*Problem to work on*. Copy out every line in which the string "this" occurs.

*Stored rows*.
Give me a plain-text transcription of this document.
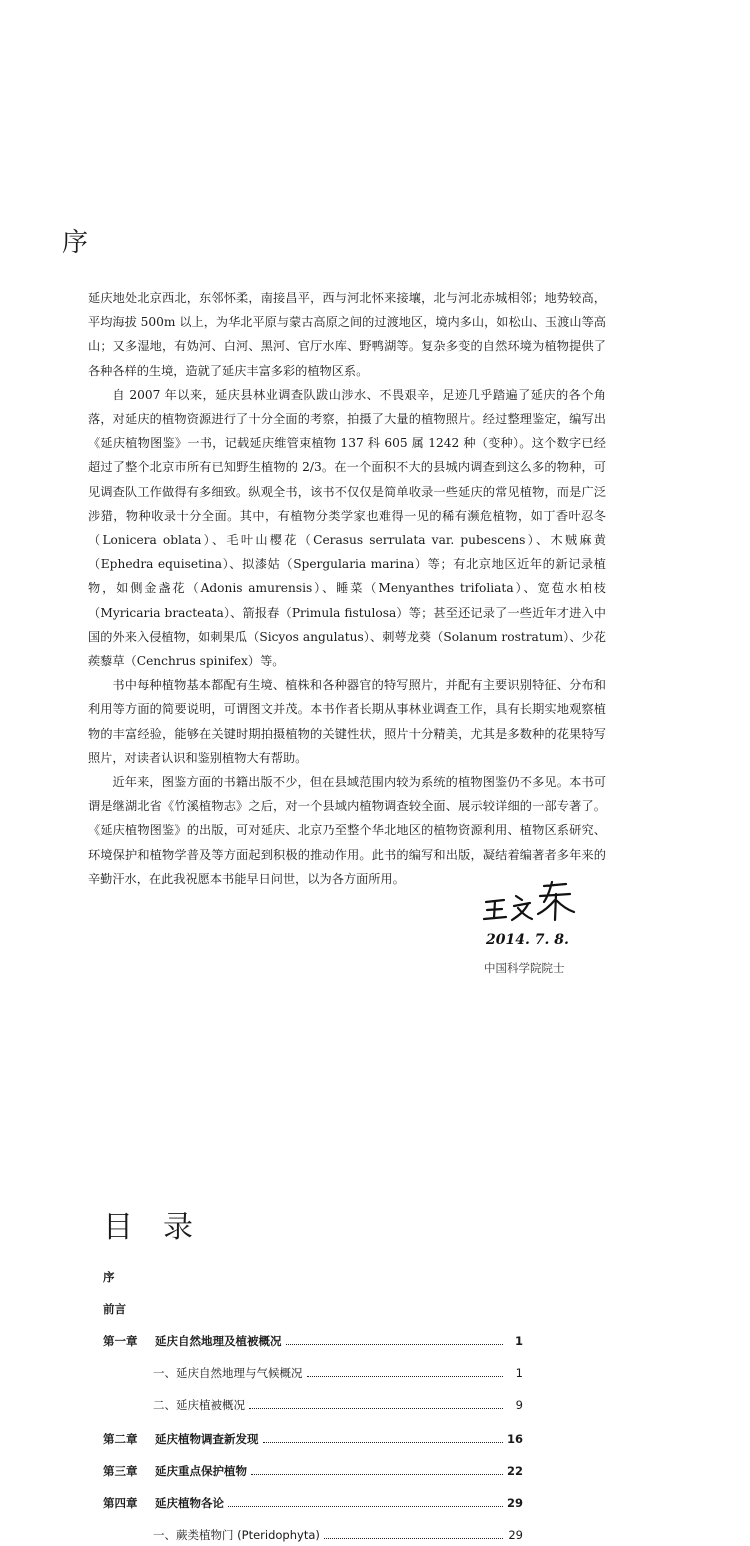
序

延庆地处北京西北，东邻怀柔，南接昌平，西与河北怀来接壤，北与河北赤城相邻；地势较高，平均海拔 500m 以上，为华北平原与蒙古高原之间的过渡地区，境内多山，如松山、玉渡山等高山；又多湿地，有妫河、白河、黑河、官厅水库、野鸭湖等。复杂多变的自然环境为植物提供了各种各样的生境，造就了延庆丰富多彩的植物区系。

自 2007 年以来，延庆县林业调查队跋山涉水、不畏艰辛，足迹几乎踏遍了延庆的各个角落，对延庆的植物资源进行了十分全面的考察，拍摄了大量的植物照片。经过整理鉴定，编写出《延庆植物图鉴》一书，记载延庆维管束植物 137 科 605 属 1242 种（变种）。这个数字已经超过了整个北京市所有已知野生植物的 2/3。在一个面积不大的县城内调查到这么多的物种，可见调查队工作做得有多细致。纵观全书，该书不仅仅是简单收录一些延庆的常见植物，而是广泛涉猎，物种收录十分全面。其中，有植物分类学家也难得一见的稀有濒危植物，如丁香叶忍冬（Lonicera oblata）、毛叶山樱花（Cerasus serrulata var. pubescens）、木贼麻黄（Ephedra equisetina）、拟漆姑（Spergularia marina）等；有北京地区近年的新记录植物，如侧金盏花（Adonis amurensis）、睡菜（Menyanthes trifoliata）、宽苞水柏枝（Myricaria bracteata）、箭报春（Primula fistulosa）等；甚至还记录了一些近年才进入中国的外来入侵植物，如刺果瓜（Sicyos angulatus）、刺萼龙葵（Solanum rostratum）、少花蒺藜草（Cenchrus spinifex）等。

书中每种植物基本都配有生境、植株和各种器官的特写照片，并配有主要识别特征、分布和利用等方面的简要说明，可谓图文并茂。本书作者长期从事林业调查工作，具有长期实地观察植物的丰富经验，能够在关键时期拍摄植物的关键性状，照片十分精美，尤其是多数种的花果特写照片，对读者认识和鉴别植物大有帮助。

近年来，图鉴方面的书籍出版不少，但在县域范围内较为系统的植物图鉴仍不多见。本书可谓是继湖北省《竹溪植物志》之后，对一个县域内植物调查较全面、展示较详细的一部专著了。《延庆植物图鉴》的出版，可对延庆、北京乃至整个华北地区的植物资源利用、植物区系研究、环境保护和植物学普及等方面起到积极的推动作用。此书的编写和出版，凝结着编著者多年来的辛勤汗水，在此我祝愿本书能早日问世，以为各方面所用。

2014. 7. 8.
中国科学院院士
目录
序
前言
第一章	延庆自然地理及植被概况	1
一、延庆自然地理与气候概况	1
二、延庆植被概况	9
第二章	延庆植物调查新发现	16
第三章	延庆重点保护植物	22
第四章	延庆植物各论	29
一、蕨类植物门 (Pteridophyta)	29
--
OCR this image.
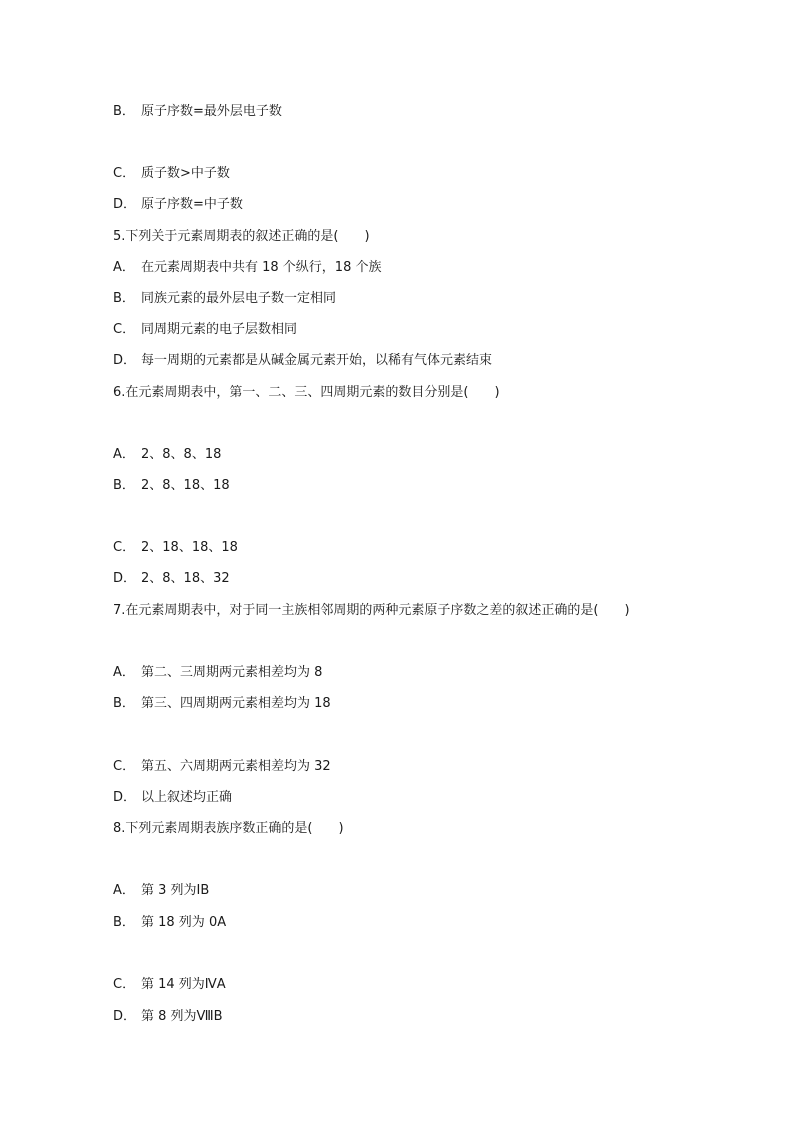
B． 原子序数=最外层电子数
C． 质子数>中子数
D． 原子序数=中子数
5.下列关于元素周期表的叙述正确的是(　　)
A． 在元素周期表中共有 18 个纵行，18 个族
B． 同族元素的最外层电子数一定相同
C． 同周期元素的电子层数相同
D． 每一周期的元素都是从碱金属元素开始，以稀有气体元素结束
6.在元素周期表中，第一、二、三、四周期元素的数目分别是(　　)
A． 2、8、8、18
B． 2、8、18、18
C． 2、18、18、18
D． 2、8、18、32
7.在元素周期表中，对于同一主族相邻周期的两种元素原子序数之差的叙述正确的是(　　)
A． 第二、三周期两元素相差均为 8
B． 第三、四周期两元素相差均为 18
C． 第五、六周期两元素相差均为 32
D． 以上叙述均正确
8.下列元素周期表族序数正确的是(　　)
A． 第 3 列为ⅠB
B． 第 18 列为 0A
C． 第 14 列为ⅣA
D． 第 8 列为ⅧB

*Finished exercise*.
Give me a plain-text transcription of this document.
OCR this image.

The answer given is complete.